#### [Task brief]
Report each line of the data that includes the word "Research".

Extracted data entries
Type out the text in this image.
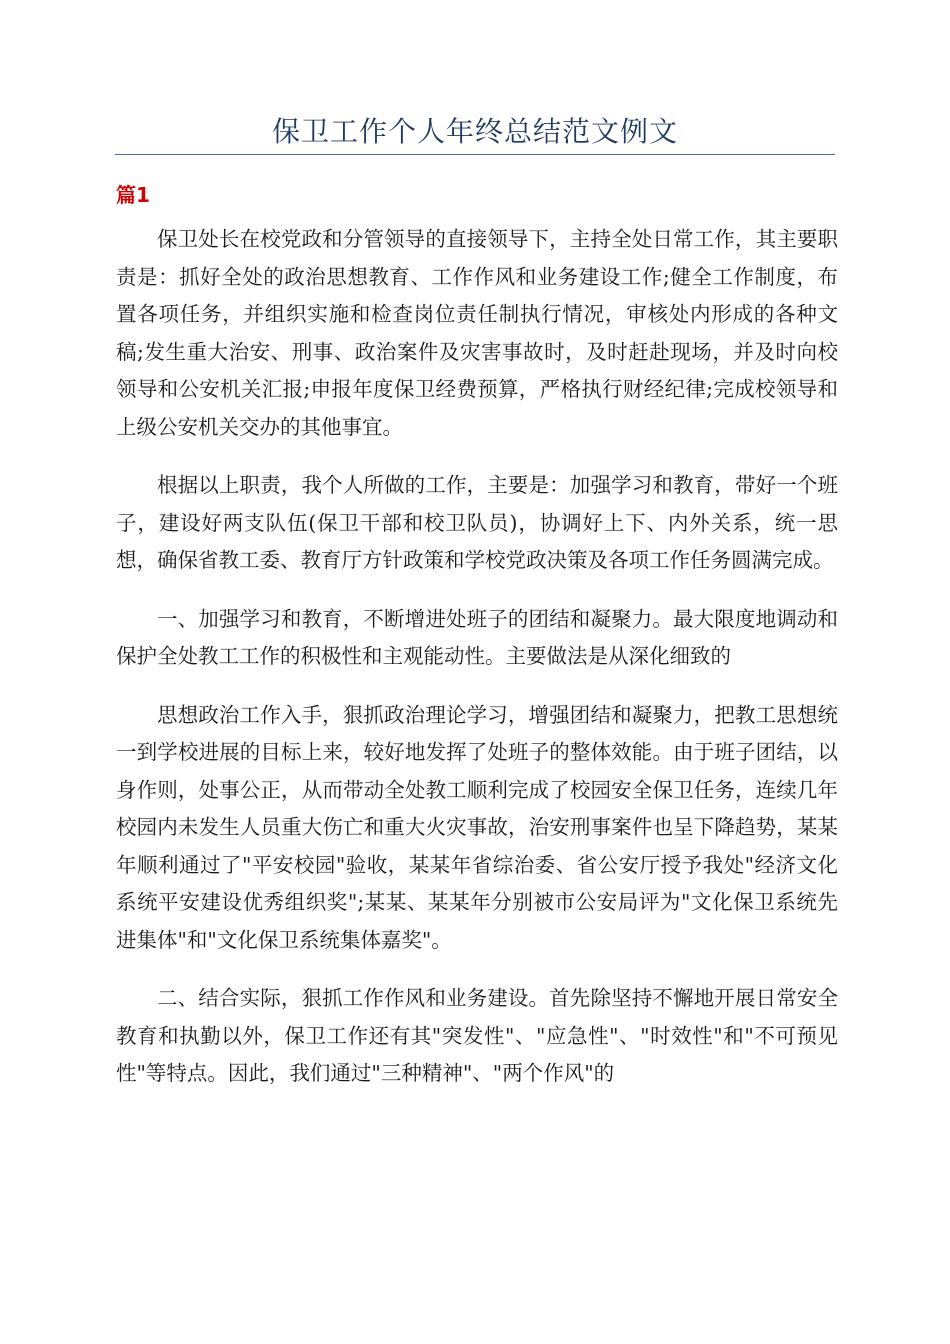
保卫工作个人年终总结范文例文
篇1

保卫处长在校党政和分管领导的直接领导下，主持全处日常工作，其主要职责是：抓好全处的政治思想教育、工作作风和业务建设工作;健全工作制度，布置各项任务，并组织实施和检查岗位责任制执行情况，审核处内形成的各种文稿;发生重大治安、刑事、政治案件及灾害事故时，及时赶赴现场，并及时向校领导和公安机关汇报;申报年度保卫经费预算，严格执行财经纪律;完成校领导和上级公安机关交办的其他事宜。

根据以上职责，我个人所做的工作，主要是：加强学习和教育，带好一个班子，建设好两支队伍(保卫干部和校卫队员)，协调好上下、内外关系，统一思想，确保省教工委、教育厅方针政策和学校党政决策及各项工作任务圆满完成。

一、加强学习和教育，不断增进处班子的团结和凝聚力。最大限度地调动和保护全处教工工作的积极性和主观能动性。主要做法是从深化细致的

思想政治工作入手，狠抓政治理论学习，增强团结和凝聚力，把教工思想统一到学校进展的目标上来，较好地发挥了处班子的整体效能。由于班子团结，以身作则，处事公正，从而带动全处教工顺利完成了校园安全保卫任务，连续几年校园内未发生人员重大伤亡和重大火灾事故，治安刑事案件也呈下降趋势，某某年顺利通过了"平安校园"验收，某某年省综治委、省公安厅授予我处"经济文化系统平安建设优秀组织奖";某某、某某年分别被市公安局评为"文化保卫系统先进集体"和"文化保卫系统集体嘉奖"。

二、结合实际，狠抓工作作风和业务建设。首先除坚持不懈地开展日常安全教育和执勤以外，保卫工作还有其"突发性"、"应急性"、"时效性"和"不可预见性"等特点。因此，我们通过"三种精神"、"两个作风"的
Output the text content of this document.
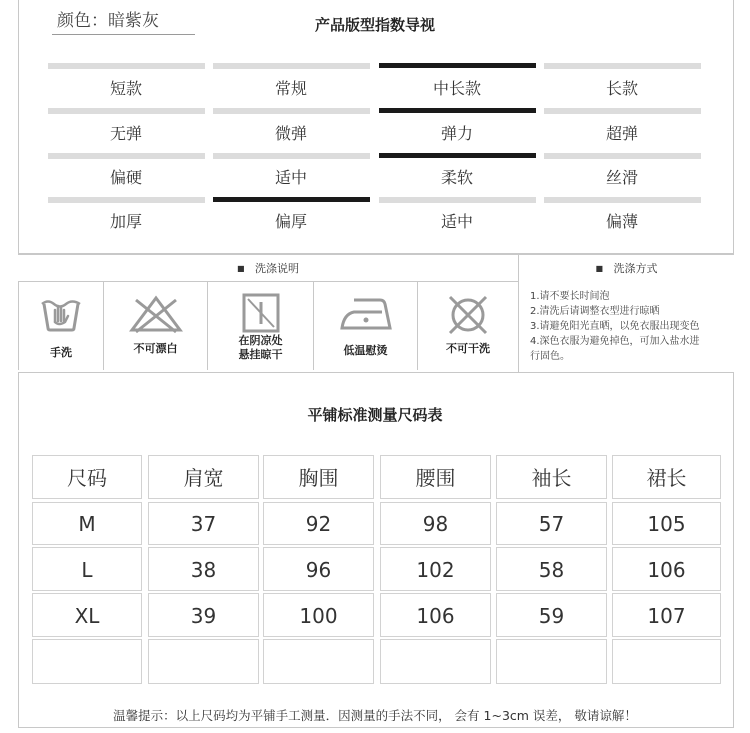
颜色：暗紫灰	产品版型指数导视
短款	常规	中长款	长款
无弹	微弹	弹力	超弹
偏硬	适中	柔软	丝滑
加厚	偏厚	适中	偏薄
■ 洗涤说明	■ 洗涤方式
手洗	不可漂白
在阴凉处
悬挂晾干	低温慰烫	不可干洗
1.请不要长时间泡
2.清洗后请调整衣型进行晾晒
3.请避免阳光直晒，以免衣服出现变色
4.深色衣服为避免掉色，可加入盐水进
行固色。
平铺标准测量尺码表
尺码	肩宽	胸围	腰围	袖长	裙长
M	37	92	98	57	105
L	38	96	102	58	106
XL	39	100	106	59	107
温馨提示：以上尺码均为平铺手工测量．因测量的手法不同， 会有 1~3cm 误差， 敬请谅解！
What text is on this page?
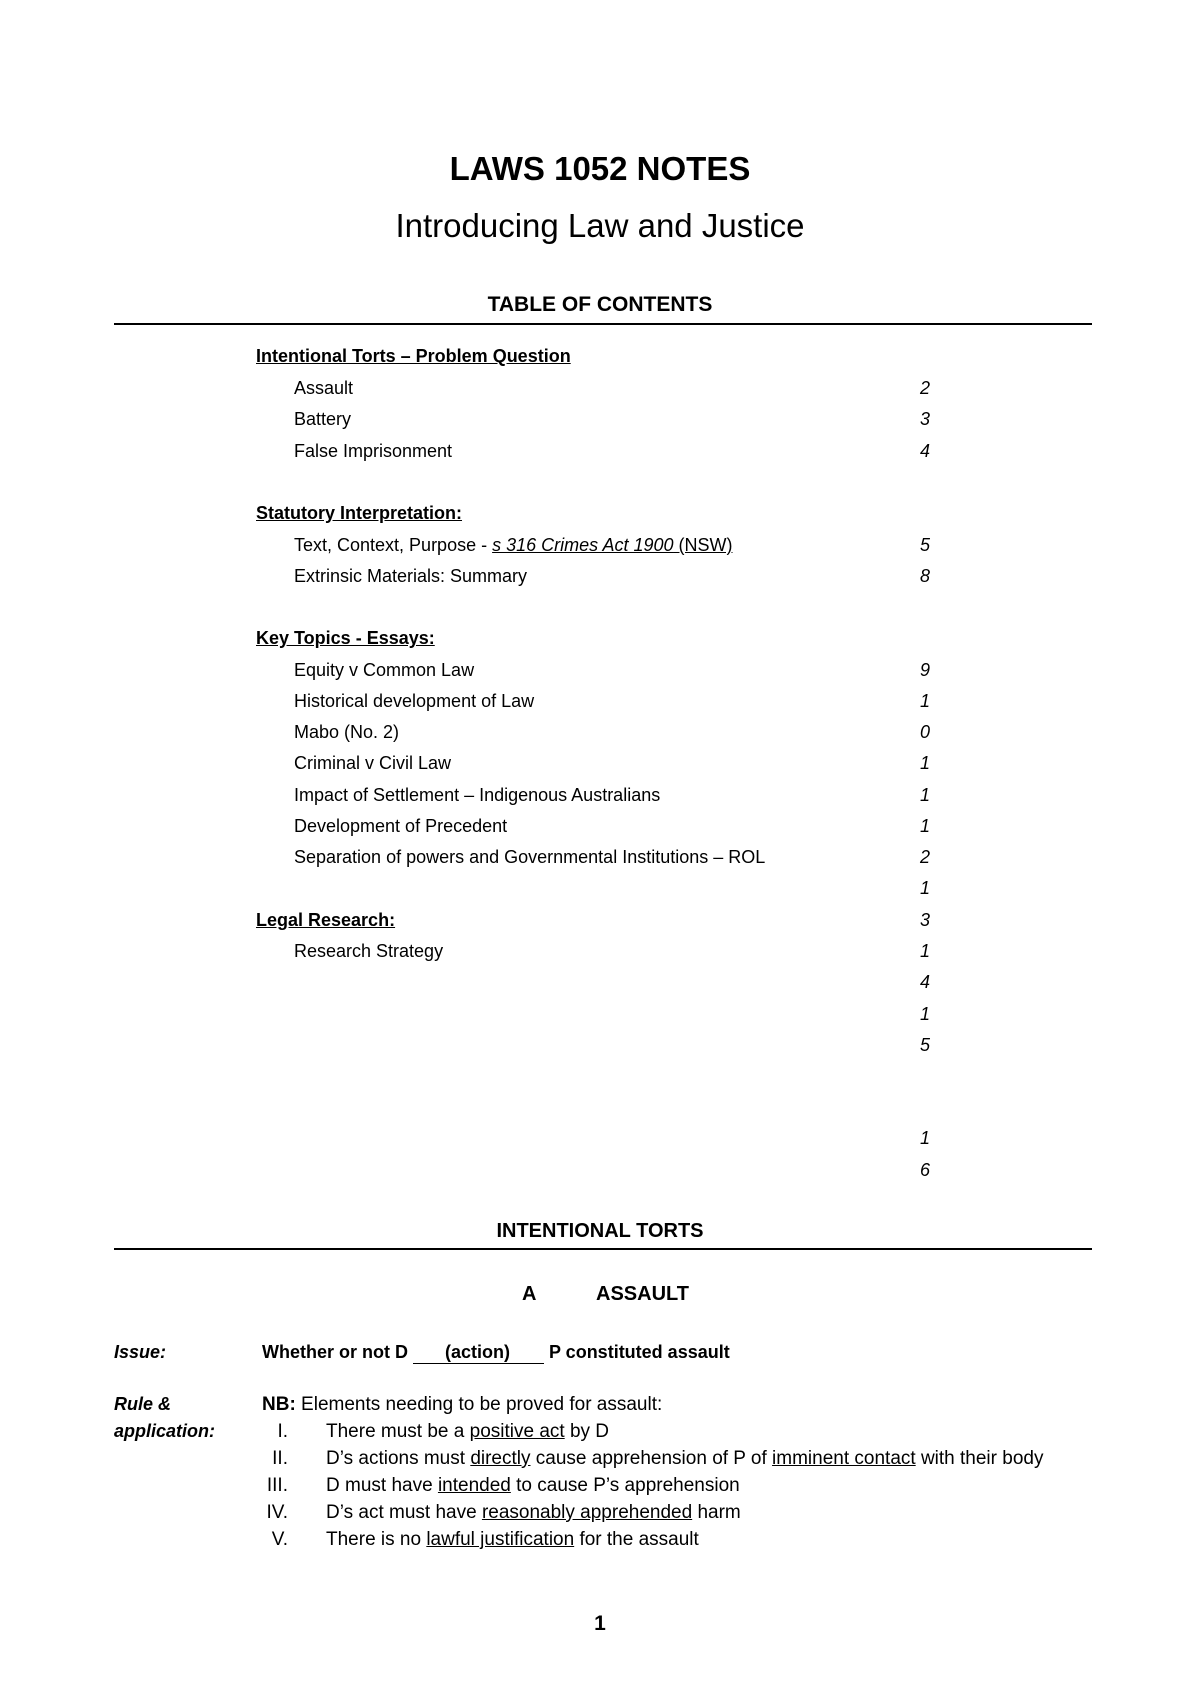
LAWS 1052 NOTES
Introducing Law and Justice
TABLE OF CONTENTS
Intentional Torts – Problem Question
Assault	2
Battery	3
False Imprisonment	4
Statutory Interpretation:
Text, Context, Purpose - s 316 Crimes Act 1900 (NSW)	5
Extrinsic Materials: Summary	8
Key Topics - Essays:
Equity v Common Law	9
Historical development of Law	1
Mabo (No. 2)	0
Criminal v Civil Law	1
Impact of Settlement – Indigenous Australians	1
Development of Precedent	1
Separation of powers and Governmental Institutions – ROL	2
1
Legal Research:	3
Research Strategy	1
4
1
5
1
6
INTENTIONAL TORTS
A	ASSAULT
Issue:	Whether or not D (action) P constituted assault
Rule &
application:
NB: Elements needing to be proved for assault:
I. There must be a positive act by D
II. D’s actions must directly cause apprehension of P of imminent contact with their body
III. D must have intended to cause P’s apprehension
IV. D’s act must have reasonably apprehended harm
V. There is no lawful justification for the assault
1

#### [Worked solution]
Legal Research:	3
Research Strategy	1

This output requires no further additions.